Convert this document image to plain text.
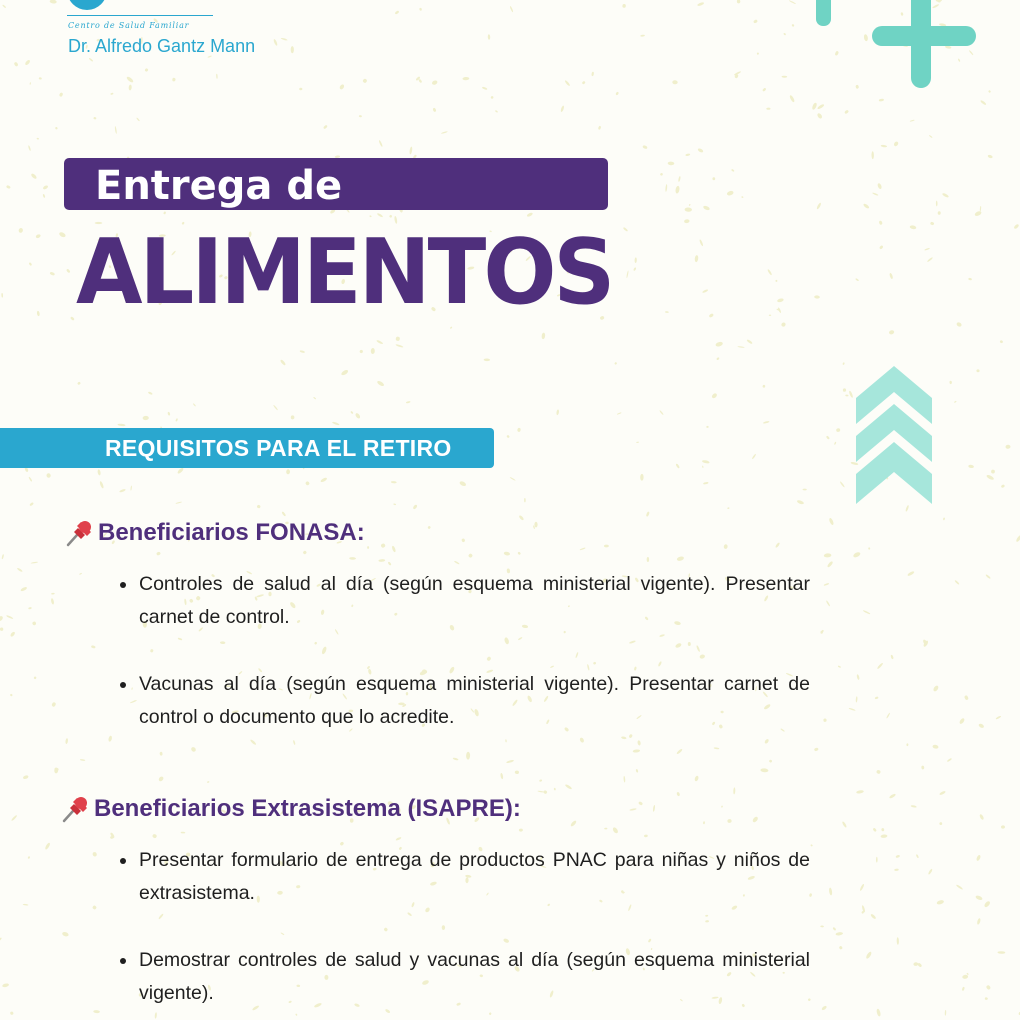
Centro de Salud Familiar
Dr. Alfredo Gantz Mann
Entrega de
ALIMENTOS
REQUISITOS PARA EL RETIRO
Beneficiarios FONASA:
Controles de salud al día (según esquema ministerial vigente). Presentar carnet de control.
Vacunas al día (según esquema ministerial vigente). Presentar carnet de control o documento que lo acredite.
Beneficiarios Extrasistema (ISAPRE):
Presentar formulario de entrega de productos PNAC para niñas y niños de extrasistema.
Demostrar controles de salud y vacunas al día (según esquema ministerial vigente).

= = = = =

● What you should do
Copy down every line of the material above that includes the string "esquema".

● Exercise output
Controles de salud al día (según esquema ministerial vigente). Presentar carnet de control.
Vacunas al día (según esquema ministerial vigente). Presentar carnet de control o documento que lo acredite.
Demostrar controles de salud y vacunas al día (según esquema ministerial vigente).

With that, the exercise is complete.